Aim of the task :: Locate the string "nInterface" in the listing below. Copy every line where it is found.

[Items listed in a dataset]
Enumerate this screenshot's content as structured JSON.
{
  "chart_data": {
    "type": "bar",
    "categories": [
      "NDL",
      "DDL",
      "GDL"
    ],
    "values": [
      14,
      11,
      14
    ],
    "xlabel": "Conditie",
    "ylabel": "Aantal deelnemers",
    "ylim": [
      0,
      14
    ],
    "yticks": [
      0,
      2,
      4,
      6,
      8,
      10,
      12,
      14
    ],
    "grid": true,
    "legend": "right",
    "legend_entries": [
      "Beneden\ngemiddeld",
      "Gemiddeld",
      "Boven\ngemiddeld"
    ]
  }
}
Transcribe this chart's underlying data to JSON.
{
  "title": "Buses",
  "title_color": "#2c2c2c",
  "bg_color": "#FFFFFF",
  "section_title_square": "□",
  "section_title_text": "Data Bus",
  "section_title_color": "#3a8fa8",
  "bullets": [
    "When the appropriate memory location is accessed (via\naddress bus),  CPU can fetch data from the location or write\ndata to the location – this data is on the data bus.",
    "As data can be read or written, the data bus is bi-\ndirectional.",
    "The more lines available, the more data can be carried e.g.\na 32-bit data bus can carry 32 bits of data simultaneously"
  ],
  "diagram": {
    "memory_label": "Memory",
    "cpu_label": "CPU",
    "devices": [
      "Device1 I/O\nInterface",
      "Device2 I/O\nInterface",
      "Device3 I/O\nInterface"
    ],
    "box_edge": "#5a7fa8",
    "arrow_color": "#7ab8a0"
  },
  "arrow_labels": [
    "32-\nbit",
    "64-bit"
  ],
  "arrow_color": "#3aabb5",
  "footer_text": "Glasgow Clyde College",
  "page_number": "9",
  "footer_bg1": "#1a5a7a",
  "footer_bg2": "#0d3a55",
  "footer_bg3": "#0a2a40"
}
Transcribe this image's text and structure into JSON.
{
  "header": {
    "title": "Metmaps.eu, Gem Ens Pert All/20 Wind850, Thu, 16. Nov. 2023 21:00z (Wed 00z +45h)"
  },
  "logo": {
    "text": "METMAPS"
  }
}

Solution to this exercise ::
      "Device1 I/O\nInterface",
      "Device2 I/O\nInterface",
      "Device3 I/O\nInterface"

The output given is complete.